▸ **GIVEN INSTRUCTION**
Count how many lines include "JSON" and answer with that number only.

▸ **RECORD SET**

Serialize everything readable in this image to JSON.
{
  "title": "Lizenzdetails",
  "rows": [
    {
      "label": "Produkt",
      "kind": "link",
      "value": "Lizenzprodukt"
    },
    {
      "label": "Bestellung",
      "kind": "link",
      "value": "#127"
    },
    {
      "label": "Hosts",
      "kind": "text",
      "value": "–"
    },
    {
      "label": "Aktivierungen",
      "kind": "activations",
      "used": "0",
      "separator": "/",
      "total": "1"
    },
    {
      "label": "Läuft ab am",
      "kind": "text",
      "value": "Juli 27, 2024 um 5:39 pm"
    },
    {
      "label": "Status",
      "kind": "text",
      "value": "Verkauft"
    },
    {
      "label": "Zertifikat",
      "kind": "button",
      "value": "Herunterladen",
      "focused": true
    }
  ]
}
* * *
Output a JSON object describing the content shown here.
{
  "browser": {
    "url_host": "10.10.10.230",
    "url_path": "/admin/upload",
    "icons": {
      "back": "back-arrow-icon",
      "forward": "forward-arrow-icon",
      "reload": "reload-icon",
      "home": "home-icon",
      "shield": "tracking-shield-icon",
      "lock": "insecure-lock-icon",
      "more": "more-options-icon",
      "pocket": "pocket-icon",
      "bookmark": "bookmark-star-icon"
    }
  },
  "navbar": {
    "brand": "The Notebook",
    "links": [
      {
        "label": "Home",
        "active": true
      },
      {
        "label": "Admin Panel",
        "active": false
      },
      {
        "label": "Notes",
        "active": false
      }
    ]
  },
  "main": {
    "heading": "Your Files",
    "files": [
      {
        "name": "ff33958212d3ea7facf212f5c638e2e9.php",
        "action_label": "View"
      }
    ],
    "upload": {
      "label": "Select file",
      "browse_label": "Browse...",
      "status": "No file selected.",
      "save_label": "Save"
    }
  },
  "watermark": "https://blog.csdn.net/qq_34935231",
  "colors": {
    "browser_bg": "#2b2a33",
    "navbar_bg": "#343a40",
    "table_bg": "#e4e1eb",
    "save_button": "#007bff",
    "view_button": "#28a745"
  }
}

▸ **TASK SOLUTION**
2